- [Exercise goal]:
Please report every line from the material that contains the word "informations".
* begin Task input *
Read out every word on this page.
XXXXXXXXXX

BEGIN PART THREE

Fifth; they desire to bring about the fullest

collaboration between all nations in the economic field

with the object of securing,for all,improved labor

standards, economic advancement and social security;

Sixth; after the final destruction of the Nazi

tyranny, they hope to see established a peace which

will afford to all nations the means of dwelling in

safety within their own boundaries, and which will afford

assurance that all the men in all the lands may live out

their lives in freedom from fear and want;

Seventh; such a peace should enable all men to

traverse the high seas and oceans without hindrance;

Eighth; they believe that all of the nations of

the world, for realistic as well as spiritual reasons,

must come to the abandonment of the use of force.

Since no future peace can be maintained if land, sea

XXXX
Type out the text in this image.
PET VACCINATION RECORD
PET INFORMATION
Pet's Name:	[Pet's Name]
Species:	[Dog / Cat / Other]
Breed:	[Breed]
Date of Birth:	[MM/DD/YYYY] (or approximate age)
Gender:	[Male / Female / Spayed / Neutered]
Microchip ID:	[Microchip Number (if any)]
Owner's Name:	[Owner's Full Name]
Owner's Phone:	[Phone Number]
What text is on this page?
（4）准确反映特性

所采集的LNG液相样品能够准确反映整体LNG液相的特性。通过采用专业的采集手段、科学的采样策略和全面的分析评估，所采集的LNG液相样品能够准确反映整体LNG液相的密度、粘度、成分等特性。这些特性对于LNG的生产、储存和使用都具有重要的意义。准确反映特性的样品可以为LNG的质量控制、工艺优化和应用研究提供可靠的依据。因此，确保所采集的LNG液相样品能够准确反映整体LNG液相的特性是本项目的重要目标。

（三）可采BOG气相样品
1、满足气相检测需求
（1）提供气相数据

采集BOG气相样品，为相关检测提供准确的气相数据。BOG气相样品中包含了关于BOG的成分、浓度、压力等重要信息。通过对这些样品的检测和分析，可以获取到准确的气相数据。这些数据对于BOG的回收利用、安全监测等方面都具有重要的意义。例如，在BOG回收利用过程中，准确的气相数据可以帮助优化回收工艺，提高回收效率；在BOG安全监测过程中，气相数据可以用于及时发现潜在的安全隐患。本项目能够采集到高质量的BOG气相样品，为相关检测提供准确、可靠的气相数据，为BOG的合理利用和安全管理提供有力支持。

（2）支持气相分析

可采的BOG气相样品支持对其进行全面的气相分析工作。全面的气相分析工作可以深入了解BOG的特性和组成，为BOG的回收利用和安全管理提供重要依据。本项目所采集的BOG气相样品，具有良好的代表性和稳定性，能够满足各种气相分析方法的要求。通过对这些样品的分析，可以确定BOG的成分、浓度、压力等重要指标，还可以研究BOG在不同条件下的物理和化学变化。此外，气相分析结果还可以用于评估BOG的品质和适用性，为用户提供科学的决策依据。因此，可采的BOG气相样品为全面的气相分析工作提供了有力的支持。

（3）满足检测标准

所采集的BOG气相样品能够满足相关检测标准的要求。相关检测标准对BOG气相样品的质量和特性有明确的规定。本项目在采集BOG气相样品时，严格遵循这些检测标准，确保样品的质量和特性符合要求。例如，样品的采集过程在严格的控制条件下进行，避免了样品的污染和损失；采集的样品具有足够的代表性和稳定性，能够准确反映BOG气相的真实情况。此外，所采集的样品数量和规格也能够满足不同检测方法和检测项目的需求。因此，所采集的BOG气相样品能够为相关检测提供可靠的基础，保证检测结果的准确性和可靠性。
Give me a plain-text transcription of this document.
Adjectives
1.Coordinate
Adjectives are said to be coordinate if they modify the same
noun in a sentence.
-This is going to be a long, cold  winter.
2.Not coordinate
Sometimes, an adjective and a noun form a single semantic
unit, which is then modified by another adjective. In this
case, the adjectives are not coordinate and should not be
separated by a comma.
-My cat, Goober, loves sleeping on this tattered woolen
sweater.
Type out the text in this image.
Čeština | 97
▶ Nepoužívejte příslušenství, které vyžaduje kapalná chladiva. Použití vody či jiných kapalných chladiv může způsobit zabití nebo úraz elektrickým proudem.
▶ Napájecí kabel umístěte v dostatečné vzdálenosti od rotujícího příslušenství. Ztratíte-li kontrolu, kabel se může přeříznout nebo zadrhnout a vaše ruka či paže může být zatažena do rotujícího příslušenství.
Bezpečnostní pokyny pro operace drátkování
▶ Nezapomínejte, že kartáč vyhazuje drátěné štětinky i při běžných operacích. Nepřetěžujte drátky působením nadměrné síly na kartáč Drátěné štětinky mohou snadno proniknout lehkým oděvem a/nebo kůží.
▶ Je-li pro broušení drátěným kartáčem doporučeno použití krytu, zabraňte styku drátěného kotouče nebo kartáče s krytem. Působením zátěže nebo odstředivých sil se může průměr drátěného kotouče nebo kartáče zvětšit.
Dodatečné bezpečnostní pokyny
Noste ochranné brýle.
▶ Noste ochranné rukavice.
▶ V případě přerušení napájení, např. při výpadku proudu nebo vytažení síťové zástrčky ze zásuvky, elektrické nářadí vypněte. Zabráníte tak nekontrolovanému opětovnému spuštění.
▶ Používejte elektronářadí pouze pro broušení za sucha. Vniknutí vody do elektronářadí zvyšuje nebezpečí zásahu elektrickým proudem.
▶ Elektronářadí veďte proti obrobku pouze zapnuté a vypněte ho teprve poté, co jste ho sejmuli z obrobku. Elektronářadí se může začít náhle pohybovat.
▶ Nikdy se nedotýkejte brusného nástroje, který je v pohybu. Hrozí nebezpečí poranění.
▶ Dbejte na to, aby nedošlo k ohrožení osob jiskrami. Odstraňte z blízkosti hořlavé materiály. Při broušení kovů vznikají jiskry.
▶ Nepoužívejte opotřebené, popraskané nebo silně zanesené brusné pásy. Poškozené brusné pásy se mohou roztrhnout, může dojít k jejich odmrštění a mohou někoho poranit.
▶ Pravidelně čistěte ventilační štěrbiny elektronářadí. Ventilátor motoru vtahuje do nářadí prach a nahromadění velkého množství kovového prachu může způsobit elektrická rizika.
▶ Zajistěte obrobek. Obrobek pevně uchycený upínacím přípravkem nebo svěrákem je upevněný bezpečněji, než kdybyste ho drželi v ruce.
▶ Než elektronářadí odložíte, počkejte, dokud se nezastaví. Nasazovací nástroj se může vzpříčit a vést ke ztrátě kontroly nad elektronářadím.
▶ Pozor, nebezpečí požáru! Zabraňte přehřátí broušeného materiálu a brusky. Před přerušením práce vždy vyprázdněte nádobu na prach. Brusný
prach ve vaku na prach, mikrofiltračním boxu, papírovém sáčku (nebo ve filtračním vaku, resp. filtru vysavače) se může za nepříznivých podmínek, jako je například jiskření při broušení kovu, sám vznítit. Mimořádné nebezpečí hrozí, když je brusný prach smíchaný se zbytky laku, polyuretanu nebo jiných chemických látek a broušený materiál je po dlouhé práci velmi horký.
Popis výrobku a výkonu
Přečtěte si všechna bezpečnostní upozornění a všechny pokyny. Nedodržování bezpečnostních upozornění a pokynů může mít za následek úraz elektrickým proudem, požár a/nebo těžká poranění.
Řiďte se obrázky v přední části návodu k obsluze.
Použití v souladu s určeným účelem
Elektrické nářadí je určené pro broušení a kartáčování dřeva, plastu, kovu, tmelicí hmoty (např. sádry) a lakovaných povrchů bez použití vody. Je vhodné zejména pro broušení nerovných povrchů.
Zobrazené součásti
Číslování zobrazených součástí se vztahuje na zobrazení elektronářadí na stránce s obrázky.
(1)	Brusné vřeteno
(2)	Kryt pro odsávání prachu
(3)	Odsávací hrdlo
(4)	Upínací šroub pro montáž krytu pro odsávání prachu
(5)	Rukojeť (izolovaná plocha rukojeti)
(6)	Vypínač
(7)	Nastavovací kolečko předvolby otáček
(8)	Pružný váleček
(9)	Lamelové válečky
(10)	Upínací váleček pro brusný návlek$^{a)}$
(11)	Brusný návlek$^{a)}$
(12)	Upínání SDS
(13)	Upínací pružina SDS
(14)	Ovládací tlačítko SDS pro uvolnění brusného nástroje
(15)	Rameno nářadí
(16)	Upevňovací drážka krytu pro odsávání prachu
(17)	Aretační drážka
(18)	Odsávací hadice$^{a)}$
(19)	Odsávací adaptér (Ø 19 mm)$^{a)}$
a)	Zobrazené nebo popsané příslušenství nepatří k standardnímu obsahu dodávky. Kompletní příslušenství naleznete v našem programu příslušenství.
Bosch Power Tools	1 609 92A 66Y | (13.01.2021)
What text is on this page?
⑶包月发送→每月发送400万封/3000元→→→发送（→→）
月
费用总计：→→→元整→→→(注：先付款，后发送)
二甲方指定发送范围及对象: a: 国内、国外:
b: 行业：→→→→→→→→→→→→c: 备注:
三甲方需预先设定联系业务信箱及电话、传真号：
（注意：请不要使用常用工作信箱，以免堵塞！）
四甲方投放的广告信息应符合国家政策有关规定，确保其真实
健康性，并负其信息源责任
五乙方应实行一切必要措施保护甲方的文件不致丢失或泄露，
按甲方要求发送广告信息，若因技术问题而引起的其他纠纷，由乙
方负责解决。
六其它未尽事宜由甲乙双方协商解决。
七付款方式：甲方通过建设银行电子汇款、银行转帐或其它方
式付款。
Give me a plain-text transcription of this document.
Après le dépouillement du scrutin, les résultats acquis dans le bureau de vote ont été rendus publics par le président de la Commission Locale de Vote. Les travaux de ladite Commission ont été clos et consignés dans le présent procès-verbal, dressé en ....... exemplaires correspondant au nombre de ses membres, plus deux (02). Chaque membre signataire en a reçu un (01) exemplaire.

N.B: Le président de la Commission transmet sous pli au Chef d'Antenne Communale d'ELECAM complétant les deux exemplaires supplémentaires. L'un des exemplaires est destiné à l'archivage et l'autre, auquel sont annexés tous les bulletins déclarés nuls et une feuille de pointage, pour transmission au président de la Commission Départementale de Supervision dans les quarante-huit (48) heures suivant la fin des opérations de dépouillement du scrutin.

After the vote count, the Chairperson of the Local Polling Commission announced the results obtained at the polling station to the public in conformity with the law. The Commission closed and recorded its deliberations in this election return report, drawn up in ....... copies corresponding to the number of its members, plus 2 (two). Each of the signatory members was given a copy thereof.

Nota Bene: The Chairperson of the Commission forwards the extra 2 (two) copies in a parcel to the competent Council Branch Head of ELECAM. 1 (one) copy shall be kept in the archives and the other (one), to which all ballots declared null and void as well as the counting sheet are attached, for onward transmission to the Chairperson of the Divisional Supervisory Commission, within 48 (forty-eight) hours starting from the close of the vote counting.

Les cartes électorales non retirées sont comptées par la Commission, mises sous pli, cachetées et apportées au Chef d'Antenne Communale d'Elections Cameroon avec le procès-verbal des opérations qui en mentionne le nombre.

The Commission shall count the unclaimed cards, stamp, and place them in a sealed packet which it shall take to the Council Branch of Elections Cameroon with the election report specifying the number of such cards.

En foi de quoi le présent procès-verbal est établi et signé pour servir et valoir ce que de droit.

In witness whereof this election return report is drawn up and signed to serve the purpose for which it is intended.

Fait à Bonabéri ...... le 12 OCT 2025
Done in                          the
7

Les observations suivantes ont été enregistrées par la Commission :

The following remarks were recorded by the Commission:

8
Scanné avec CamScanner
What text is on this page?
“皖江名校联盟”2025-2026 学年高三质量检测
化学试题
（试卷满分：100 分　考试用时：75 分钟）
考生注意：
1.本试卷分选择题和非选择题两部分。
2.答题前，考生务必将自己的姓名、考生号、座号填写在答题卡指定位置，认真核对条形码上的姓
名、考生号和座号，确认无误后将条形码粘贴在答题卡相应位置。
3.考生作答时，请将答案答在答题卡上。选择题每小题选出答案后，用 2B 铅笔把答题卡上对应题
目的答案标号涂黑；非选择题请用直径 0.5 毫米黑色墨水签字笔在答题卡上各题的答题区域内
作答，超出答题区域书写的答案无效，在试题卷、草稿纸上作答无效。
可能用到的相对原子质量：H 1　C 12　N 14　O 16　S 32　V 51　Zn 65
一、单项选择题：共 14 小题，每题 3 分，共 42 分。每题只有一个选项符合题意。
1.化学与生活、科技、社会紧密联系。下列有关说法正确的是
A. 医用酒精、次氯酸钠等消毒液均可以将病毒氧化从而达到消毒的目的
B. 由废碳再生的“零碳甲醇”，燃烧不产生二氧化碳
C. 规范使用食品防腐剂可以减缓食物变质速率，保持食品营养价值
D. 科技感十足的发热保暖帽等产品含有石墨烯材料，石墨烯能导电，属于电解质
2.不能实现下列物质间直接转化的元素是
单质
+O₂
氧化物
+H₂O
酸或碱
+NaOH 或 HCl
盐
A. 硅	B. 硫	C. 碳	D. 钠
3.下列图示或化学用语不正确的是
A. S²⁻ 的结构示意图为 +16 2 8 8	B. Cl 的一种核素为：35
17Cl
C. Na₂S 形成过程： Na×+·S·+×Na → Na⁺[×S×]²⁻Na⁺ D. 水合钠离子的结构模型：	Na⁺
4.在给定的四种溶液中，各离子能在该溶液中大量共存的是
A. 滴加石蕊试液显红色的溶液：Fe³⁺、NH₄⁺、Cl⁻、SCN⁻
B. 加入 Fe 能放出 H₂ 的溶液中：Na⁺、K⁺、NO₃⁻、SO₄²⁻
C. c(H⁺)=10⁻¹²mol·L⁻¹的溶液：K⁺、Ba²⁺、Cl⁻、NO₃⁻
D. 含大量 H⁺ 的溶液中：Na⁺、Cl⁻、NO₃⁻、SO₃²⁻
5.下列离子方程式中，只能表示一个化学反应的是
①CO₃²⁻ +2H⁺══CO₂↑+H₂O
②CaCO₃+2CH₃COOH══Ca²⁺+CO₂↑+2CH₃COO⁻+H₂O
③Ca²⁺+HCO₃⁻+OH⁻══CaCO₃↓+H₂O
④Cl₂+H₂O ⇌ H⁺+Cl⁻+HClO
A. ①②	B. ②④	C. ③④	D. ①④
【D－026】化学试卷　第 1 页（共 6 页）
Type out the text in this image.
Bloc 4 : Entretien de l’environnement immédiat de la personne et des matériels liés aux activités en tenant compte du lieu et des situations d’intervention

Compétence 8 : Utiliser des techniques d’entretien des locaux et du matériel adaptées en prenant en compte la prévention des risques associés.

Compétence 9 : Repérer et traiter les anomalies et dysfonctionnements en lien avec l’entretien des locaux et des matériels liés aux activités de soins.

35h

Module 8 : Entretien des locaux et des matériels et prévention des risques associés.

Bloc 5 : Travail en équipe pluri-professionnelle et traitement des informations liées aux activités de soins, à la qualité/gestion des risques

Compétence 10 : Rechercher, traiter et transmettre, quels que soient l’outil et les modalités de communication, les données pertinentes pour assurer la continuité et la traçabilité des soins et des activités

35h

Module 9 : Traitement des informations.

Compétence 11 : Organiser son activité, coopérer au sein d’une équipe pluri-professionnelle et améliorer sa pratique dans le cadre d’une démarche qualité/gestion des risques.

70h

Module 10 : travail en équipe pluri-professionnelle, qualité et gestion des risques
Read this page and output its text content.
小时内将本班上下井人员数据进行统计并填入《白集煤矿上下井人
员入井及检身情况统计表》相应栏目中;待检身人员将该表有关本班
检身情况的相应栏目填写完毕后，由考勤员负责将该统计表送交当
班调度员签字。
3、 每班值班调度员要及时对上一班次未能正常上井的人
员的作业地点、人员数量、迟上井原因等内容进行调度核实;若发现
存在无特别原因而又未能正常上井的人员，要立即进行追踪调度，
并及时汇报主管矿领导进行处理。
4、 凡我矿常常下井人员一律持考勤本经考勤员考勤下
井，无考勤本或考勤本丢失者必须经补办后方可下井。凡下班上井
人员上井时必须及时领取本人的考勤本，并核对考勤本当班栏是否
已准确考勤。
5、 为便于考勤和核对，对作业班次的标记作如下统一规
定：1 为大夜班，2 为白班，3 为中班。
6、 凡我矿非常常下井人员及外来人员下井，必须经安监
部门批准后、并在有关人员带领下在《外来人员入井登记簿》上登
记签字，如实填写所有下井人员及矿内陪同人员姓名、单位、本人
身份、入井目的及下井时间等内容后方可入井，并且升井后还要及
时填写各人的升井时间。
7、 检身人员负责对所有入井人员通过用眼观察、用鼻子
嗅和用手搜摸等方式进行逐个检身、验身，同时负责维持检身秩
* end Task input *
- [Response to the exercise]:
Bloc 5 : Travail en équipe pluri-professionnelle et traitement des informations liées aux activités de soins, à la qualité/gestion des risques
Module 9 : Traitement des informations.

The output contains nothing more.